** Stored rows **
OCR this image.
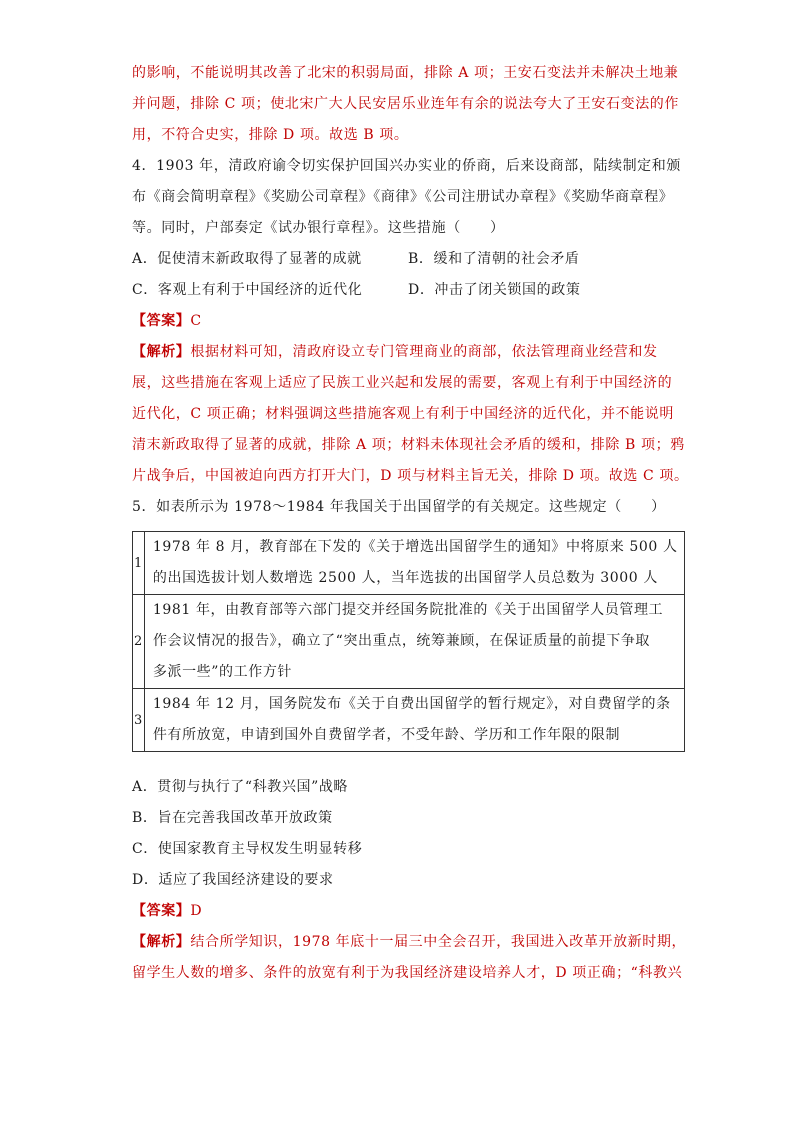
的影响，不能说明其改善了北宋的积弱局面，排除 A 项；王安石变法并未解决土地兼
并问题，排除 C 项；使北宋广大人民安居乐业连年有余的说法夸大了王安石变法的作
用，不符合史实，排除 D 项。故选 B 项。
4．1903 年，清政府谕令切实保护回国兴办实业的侨商，后来设商部，陆续制定和颁
布《商会简明章程》《奖励公司章程》《商律》《公司注册试办章程》《奖励华商章程》
等。同时，户部奏定《试办银行章程》。这些措施（　　）
A．促使清末新政取得了显著的成就	B．缓和了清朝的社会矛盾
C．客观上有利于中国经济的近代化	D．冲击了闭关锁国的政策
【答案】C
【解析】根据材料可知，清政府设立专门管理商业的商部，依法管理商业经营和发
展，这些措施在客观上适应了民族工业兴起和发展的需要，客观上有利于中国经济的
近代化，C 项正确；材料强调这些措施客观上有利于中国经济的近代化，并不能说明
清末新政取得了显著的成就，排除 A 项；材料未体现社会矛盾的缓和，排除 B 项；鸦
片战争后，中国被迫向西方打开大门，D 项与材料主旨无关，排除 D 项。故选 C 项。
5．如表所示为 1978～1984 年我国关于出国留学的有关规定。这些规定（　　）
1	1978 年 8 月，教育部在下发的《关于增选出国留学生的通知》中将原来 500 人
的出国选拔计划人数增选 2500 人，当年选拔的出国留学人员总数为 3000 人

2	1981 年，由教育部等六部门提交并经国务院批准的《关于出国留学人员管理工
作会议情况的报告》，确立了“突出重点，统筹兼顾，在保证质量的前提下争取
多派一些”的工作方针

3	1984 年 12 月，国务院发布《关于自费出国留学的暂行规定》，对自费留学的条
件有所放宽，申请到国外自费留学者，不受年龄、学历和工作年限的限制
A．贯彻与执行了“科教兴国”战略
B．旨在完善我国改革开放政策
C．使国家教育主导权发生明显转移
D．适应了我国经济建设的要求
【答案】D
【解析】结合所学知识，1978 年底十一届三中全会召开，我国进入改革开放新时期，
留学生人数的增多、条件的放宽有利于为我国经济建设培养人才，D 项正确；“科教兴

** What is needed **
Set down the lines of the records above exactly, apart from the pictures.

** Written solution **
OCR this image.
的影响，不能说明其改善了北宋的积弱局面，排除 A 项；王安石变法并未解决土地兼
并问题，排除 C 项；使北宋广大人民安居乐业连年有余的说法夸大了王安石变法的作
用，不符合史实，排除 D 项。故选 B 项。
4．1903 年，清政府谕令切实保护回国兴办实业的侨商，后来设商部，陆续制定和颁
布《商会简明章程》《奖励公司章程》《商律》《公司注册试办章程》《奖励华商章程》
等。同时，户部奏定《试办银行章程》。这些措施（　　）
A．促使清末新政取得了显著的成就	B．缓和了清朝的社会矛盾
C．客观上有利于中国经济的近代化	D．冲击了闭关锁国的政策
【答案】C
【解析】根据材料可知，清政府设立专门管理商业的商部，依法管理商业经营和发
展，这些措施在客观上适应了民族工业兴起和发展的需要，客观上有利于中国经济的
近代化，C 项正确；材料强调这些措施客观上有利于中国经济的近代化，并不能说明
清末新政取得了显著的成就，排除 A 项；材料未体现社会矛盾的缓和，排除 B 项；鸦
片战争后，中国被迫向西方打开大门，D 项与材料主旨无关，排除 D 项。故选 C 项。
5．如表所示为 1978～1984 年我国关于出国留学的有关规定。这些规定（　　）
1	1978 年 8 月，教育部在下发的《关于增选出国留学生的通知》中将原来 500 人
的出国选拔计划人数增选 2500 人，当年选拔的出国留学人员总数为 3000 人

2	1981 年，由教育部等六部门提交并经国务院批准的《关于出国留学人员管理工
作会议情况的报告》，确立了“突出重点，统筹兼顾，在保证质量的前提下争取
多派一些”的工作方针

3	1984 年 12 月，国务院发布《关于自费出国留学的暂行规定》，对自费留学的条
件有所放宽，申请到国外自费留学者，不受年龄、学历和工作年限的限制
A．贯彻与执行了“科教兴国”战略
B．旨在完善我国改革开放政策
C．使国家教育主导权发生明显转移
D．适应了我国经济建设的要求
【答案】D
【解析】结合所学知识，1978 年底十一届三中全会召开，我国进入改革开放新时期，
留学生人数的增多、条件的放宽有利于为我国经济建设培养人才，D 项正确；“科教兴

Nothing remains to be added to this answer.